(Directions) Using the listing below, report all lines holding the word "backpack".
== Input
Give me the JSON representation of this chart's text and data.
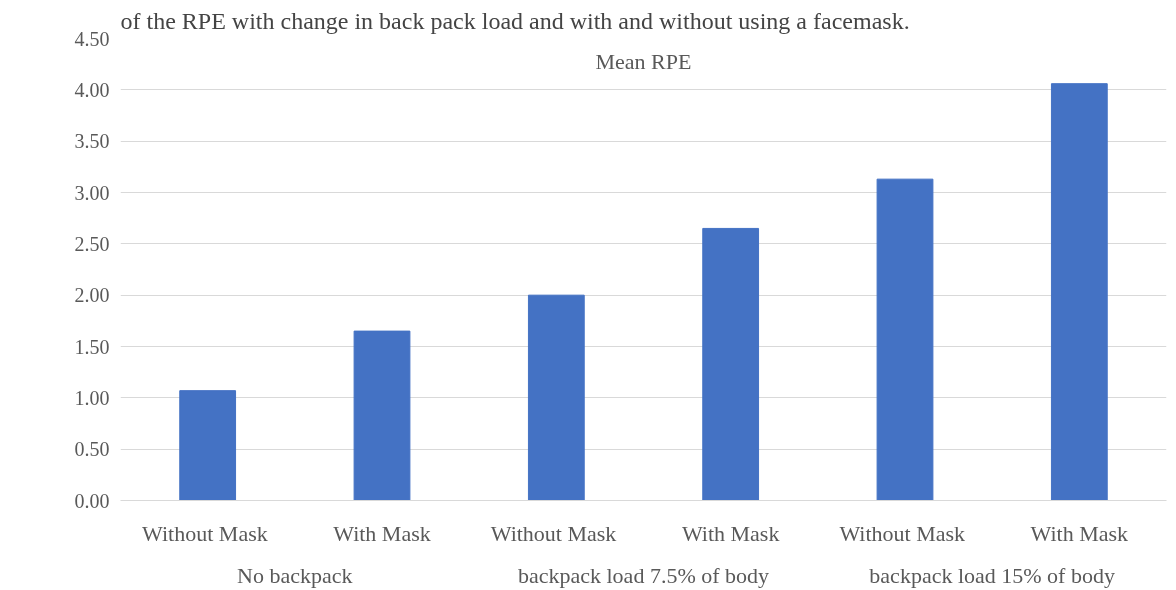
{
  "chart_data": {
    "type": "bar",
    "title": "Mean RPE",
    "categories": [
      "Without  Mask",
      "With Mask",
      "Without  Mask",
      "With Mask",
      "Without  Mask",
      "With Mask"
    ],
    "values": [
      1.07,
      1.65,
      2.0,
      2.65,
      3.13,
      4.06
    ],
    "color": "#4472c4",
    "ylim": [
      0,
      4.5
    ],
    "yticks": [
      {
        "value": 0,
        "label": "0.00"
      },
      {
        "value": 0.5,
        "label": "0.50"
      },
      {
        "value": 1,
        "label": "1.00"
      },
      {
        "value": 1.5,
        "label": "1.50"
      },
      {
        "value": 2,
        "label": "2.00"
      },
      {
        "value": 2.5,
        "label": "2.50"
      },
      {
        "value": 3,
        "label": "3.00"
      },
      {
        "value": 3.5,
        "label": "3.50"
      },
      {
        "value": 4,
        "label": "4.00"
      },
      {
        "value": 4.5,
        "label": "4.50"
      }
    ],
    "grid": "y",
    "annotations": [
      "of the RPE with change in back pack load and with and without using a facemask.",
      "No backpack",
      "backpack load 7.5% of body",
      "backpack load 15% of body"
    ]
  }
}
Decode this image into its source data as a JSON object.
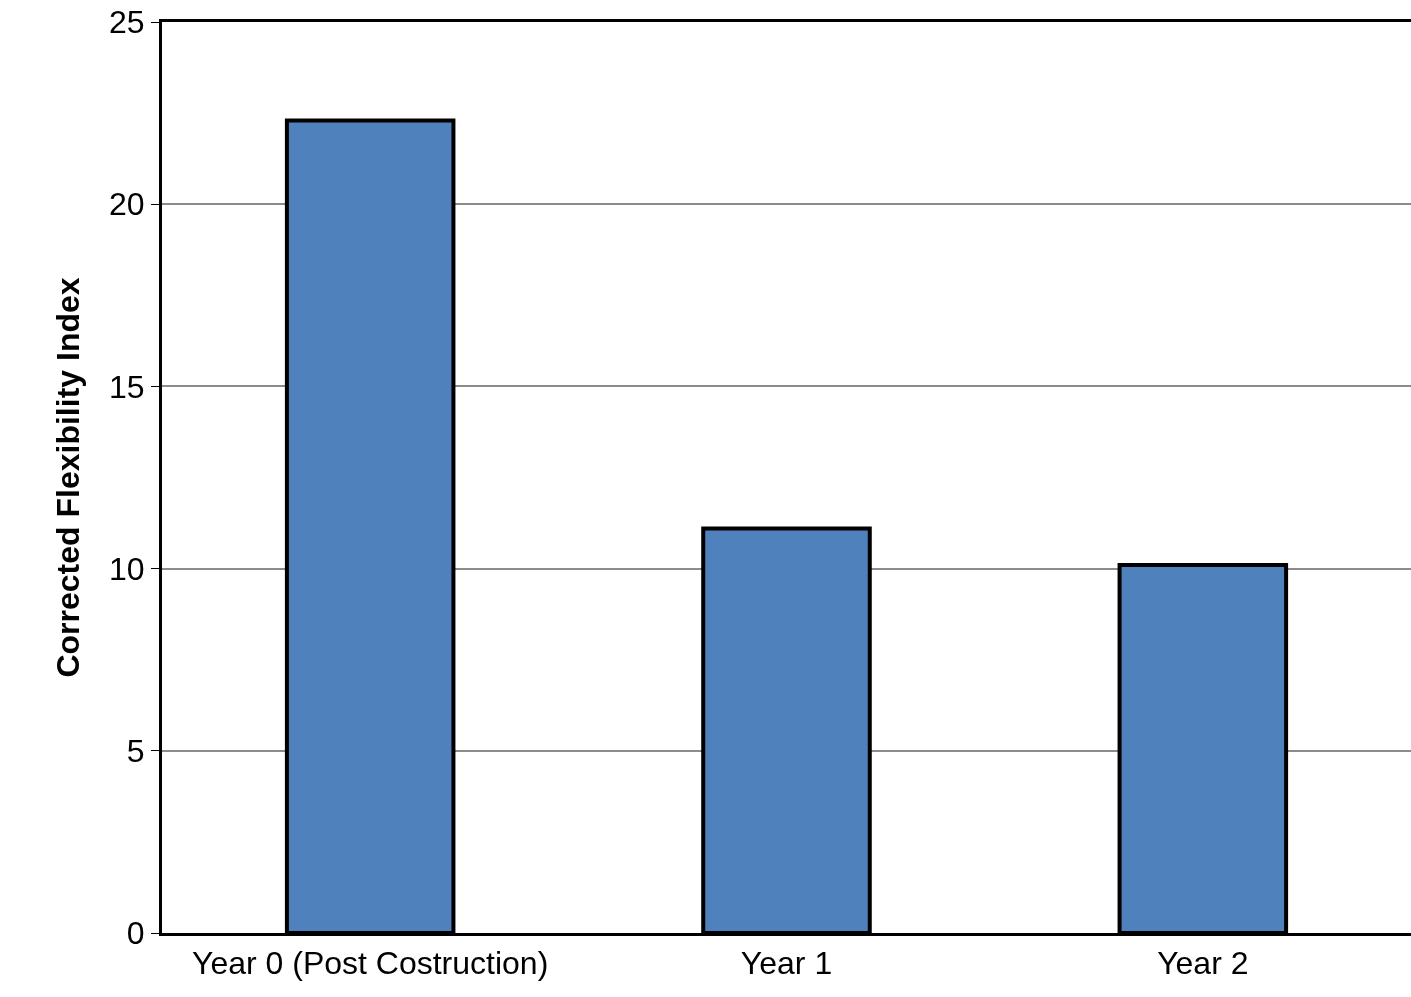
====
(Answer to the problem)
      "No backpack",
      "backpack load 7.5% of body",
      "backpack load 15% of body"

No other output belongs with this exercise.